**SHORT EXERCISE**. Please repeat all of the lines that follow, exactly as written.

◇ ◇ ◇ ◇

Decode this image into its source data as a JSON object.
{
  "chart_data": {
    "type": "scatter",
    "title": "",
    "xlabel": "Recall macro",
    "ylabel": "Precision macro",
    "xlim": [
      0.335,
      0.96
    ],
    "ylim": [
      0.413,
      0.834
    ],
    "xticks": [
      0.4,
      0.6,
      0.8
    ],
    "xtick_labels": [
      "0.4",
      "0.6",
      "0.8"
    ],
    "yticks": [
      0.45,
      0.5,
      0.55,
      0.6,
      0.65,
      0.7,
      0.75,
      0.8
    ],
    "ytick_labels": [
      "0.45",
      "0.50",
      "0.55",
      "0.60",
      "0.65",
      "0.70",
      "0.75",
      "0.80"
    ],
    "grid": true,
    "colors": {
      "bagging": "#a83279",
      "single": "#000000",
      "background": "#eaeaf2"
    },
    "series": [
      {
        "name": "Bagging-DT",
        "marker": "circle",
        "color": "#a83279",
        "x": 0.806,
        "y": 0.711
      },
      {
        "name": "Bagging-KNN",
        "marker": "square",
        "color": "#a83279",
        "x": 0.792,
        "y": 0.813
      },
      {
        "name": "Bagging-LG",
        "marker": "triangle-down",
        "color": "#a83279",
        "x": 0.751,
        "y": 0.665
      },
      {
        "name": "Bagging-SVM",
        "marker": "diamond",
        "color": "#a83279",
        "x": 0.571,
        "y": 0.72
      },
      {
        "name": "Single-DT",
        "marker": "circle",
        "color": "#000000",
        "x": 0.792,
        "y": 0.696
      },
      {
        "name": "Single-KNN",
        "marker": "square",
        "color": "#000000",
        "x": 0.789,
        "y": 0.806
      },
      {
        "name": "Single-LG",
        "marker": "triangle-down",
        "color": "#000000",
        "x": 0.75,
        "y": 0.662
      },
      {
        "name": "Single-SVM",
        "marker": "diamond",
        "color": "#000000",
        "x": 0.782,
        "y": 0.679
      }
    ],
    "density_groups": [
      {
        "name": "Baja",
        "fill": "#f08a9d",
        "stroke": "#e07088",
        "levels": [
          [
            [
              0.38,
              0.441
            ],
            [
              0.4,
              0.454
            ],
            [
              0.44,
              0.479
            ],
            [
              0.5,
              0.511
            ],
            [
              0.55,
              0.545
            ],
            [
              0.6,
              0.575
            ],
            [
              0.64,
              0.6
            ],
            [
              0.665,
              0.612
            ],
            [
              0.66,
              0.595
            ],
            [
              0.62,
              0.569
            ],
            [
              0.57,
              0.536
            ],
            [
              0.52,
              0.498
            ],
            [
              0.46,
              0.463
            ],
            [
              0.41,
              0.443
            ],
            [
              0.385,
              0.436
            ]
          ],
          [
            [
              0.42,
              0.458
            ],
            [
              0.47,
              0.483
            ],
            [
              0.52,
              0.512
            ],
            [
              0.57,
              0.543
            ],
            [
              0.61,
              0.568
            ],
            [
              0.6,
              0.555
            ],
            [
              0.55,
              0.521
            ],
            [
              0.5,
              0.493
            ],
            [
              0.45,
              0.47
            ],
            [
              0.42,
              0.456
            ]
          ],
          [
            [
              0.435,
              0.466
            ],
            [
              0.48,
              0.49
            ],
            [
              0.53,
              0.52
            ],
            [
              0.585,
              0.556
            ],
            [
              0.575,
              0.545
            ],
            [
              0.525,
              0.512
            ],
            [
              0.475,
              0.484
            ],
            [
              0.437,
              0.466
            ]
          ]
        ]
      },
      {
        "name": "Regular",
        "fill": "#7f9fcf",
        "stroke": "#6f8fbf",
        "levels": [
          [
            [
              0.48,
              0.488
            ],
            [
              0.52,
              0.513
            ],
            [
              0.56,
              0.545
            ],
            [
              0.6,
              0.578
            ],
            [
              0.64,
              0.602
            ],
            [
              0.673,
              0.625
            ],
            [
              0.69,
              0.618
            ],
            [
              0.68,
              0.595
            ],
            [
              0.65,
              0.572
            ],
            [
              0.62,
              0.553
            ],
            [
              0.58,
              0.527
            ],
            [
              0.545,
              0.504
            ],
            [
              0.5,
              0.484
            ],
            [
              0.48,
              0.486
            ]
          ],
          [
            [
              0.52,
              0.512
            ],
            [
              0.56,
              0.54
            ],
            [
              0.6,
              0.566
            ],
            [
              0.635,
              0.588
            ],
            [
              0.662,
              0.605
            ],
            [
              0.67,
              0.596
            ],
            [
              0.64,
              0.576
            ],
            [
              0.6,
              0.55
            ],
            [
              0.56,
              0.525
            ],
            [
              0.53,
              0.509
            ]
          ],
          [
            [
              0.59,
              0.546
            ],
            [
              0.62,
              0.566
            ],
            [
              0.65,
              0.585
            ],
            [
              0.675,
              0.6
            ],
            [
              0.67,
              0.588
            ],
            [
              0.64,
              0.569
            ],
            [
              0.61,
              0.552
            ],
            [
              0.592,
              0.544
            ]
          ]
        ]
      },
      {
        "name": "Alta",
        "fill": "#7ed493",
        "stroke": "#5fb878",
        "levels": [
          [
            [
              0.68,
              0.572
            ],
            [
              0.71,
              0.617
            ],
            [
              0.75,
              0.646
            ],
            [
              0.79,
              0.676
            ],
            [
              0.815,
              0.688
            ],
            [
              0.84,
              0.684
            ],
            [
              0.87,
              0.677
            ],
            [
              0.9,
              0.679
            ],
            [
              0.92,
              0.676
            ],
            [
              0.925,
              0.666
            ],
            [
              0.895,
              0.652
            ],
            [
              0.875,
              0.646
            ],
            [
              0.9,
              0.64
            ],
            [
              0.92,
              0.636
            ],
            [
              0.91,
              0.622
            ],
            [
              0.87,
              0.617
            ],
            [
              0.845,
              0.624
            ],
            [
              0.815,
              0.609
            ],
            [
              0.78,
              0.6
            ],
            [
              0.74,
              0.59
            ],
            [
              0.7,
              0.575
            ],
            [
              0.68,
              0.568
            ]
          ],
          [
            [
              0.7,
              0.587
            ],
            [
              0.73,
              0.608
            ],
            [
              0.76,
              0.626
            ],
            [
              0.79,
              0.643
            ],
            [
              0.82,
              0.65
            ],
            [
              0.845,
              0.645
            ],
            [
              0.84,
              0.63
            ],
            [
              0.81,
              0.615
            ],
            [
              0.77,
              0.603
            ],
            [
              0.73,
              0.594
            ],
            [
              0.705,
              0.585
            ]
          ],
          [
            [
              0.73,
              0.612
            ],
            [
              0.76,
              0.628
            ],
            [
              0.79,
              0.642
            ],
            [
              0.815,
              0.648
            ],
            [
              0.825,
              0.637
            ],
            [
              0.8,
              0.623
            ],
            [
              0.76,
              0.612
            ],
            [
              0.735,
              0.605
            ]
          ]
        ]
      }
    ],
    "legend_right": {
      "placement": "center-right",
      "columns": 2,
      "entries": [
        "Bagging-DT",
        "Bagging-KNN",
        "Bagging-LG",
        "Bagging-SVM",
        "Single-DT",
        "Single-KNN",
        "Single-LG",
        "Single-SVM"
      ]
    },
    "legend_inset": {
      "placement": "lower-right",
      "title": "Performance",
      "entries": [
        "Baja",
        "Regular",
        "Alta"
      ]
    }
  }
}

◇ ◇ ◇ ◇

**OUTPUT FOR THIS EXERCISE**.
Decode this image into its source data as a JSON object.
{
  "chart_data": {
    "type": "scatter",
    "title": "",
    "xlabel": "Recall macro",
    "ylabel": "Precision macro",
    "xlim": [
      0.335,
      0.96
    ],
    "ylim": [
      0.413,
      0.834
    ],
    "xticks": [
      0.4,
      0.6,
      0.8
    ],
    "xtick_labels": [
      "0.4",
      "0.6",
      "0.8"
    ],
    "yticks": [
      0.45,
      0.5,
      0.55,
      0.6,
      0.65,
      0.7,
      0.75,
      0.8
    ],
    "ytick_labels": [
      "0.45",
      "0.50",
      "0.55",
      "0.60",
      "0.65",
      "0.70",
      "0.75",
      "0.80"
    ],
    "grid": true,
    "colors": {
      "bagging": "#a83279",
      "single": "#000000",
      "background": "#eaeaf2"
    },
    "series": [
      {
        "name": "Bagging-DT",
        "marker": "circle",
        "color": "#a83279",
        "x": 0.806,
        "y": 0.711
      },
      {
        "name": "Bagging-KNN",
        "marker": "square",
        "color": "#a83279",
        "x": 0.792,
        "y": 0.813
      },
      {
        "name": "Bagging-LG",
        "marker": "triangle-down",
        "color": "#a83279",
        "x": 0.751,
        "y": 0.665
      },
      {
        "name": "Bagging-SVM",
        "marker": "diamond",
        "color": "#a83279",
        "x": 0.571,
        "y": 0.72
      },
      {
        "name": "Single-DT",
        "marker": "circle",
        "color": "#000000",
        "x": 0.792,
        "y": 0.696
      },
      {
        "name": "Single-KNN",
        "marker": "square",
        "color": "#000000",
        "x": 0.789,
        "y": 0.806
      },
      {
        "name": "Single-LG",
        "marker": "triangle-down",
        "color": "#000000",
        "x": 0.75,
        "y": 0.662
      },
      {
        "name": "Single-SVM",
        "marker": "diamond",
        "color": "#000000",
        "x": 0.782,
        "y": 0.679
      }
    ],
    "density_groups": [
      {
        "name": "Baja",
        "fill": "#f08a9d",
        "stroke": "#e07088",
        "levels": [
          [
            [
              0.38,
              0.441
            ],
            [
              0.4,
              0.454
            ],
            [
              0.44,
              0.479
            ],
            [
              0.5,
              0.511
            ],
            [
              0.55,
              0.545
            ],
            [
              0.6,
              0.575
            ],
            [
              0.64,
              0.6
            ],
            [
              0.665,
              0.612
            ],
            [
              0.66,
              0.595
            ],
            [
              0.62,
              0.569
            ],
            [
              0.57,
              0.536
            ],
            [
              0.52,
              0.498
            ],
            [
              0.46,
              0.463
            ],
            [
              0.41,
              0.443
            ],
            [
              0.385,
              0.436
            ]
          ],
          [
            [
              0.42,
              0.458
            ],
            [
              0.47,
              0.483
            ],
            [
              0.52,
              0.512
            ],
            [
              0.57,
              0.543
            ],
            [
              0.61,
              0.568
            ],
            [
              0.6,
              0.555
            ],
            [
              0.55,
              0.521
            ],
            [
              0.5,
              0.493
            ],
            [
              0.45,
              0.47
            ],
            [
              0.42,
              0.456
            ]
          ],
          [
            [
              0.435,
              0.466
            ],
            [
              0.48,
              0.49
            ],
            [
              0.53,
              0.52
            ],
            [
              0.585,
              0.556
            ],
            [
              0.575,
              0.545
            ],
            [
              0.525,
              0.512
            ],
            [
              0.475,
              0.484
            ],
            [
              0.437,
              0.466
            ]
          ]
        ]
      },
      {
        "name": "Regular",
        "fill": "#7f9fcf",
        "stroke": "#6f8fbf",
        "levels": [
          [
            [
              0.48,
              0.488
            ],
            [
              0.52,
              0.513
            ],
            [
              0.56,
              0.545
            ],
            [
              0.6,
              0.578
            ],
            [
              0.64,
              0.602
            ],
            [
              0.673,
              0.625
            ],
            [
              0.69,
              0.618
            ],
            [
              0.68,
              0.595
            ],
            [
              0.65,
              0.572
            ],
            [
              0.62,
              0.553
            ],
            [
              0.58,
              0.527
            ],
            [
              0.545,
              0.504
            ],
            [
              0.5,
              0.484
            ],
            [
              0.48,
              0.486
            ]
          ],
          [
            [
              0.52,
              0.512
            ],
            [
              0.56,
              0.54
            ],
            [
              0.6,
              0.566
            ],
            [
              0.635,
              0.588
            ],
            [
              0.662,
              0.605
            ],
            [
              0.67,
              0.596
            ],
            [
              0.64,
              0.576
            ],
            [
              0.6,
              0.55
            ],
            [
              0.56,
              0.525
            ],
            [
              0.53,
              0.509
            ]
          ],
          [
            [
              0.59,
              0.546
            ],
            [
              0.62,
              0.566
            ],
            [
              0.65,
              0.585
            ],
            [
              0.675,
              0.6
            ],
            [
              0.67,
              0.588
            ],
            [
              0.64,
              0.569
            ],
            [
              0.61,
              0.552
            ],
            [
              0.592,
              0.544
            ]
          ]
        ]
      },
      {
        "name": "Alta",
        "fill": "#7ed493",
        "stroke": "#5fb878",
        "levels": [
          [
            [
              0.68,
              0.572
            ],
            [
              0.71,
              0.617
            ],
            [
              0.75,
              0.646
            ],
            [
              0.79,
              0.676
            ],
            [
              0.815,
              0.688
            ],
            [
              0.84,
              0.684
            ],
            [
              0.87,
              0.677
            ],
            [
              0.9,
              0.679
            ],
            [
              0.92,
              0.676
            ],
            [
              0.925,
              0.666
            ],
            [
              0.895,
              0.652
            ],
            [
              0.875,
              0.646
            ],
            [
              0.9,
              0.64
            ],
            [
              0.92,
              0.636
            ],
            [
              0.91,
              0.622
            ],
            [
              0.87,
              0.617
            ],
            [
              0.845,
              0.624
            ],
            [
              0.815,
              0.609
            ],
            [
              0.78,
              0.6
            ],
            [
              0.74,
              0.59
            ],
            [
              0.7,
              0.575
            ],
            [
              0.68,
              0.568
            ]
          ],
          [
            [
              0.7,
              0.587
            ],
            [
              0.73,
              0.608
            ],
            [
              0.76,
              0.626
            ],
            [
              0.79,
              0.643
            ],
            [
              0.82,
              0.65
            ],
            [
              0.845,
              0.645
            ],
            [
              0.84,
              0.63
            ],
            [
              0.81,
              0.615
            ],
            [
              0.77,
              0.603
            ],
            [
              0.73,
              0.594
            ],
            [
              0.705,
              0.585
            ]
          ],
          [
            [
              0.73,
              0.612
            ],
            [
              0.76,
              0.628
            ],
            [
              0.79,
              0.642
            ],
            [
              0.815,
              0.648
            ],
            [
              0.825,
              0.637
            ],
            [
              0.8,
              0.623
            ],
            [
              0.76,
              0.612
            ],
            [
              0.735,
              0.605
            ]
          ]
        ]
      }
    ],
    "legend_right": {
      "placement": "center-right",
      "columns": 2,
      "entries": [
        "Bagging-DT",
        "Bagging-KNN",
        "Bagging-LG",
        "Bagging-SVM",
        "Single-DT",
        "Single-KNN",
        "Single-LG",
        "Single-SVM"
      ]
    },
    "legend_inset": {
      "placement": "lower-right",
      "title": "Performance",
      "entries": [
        "Baja",
        "Regular",
        "Alta"
      ]
    }
  }
}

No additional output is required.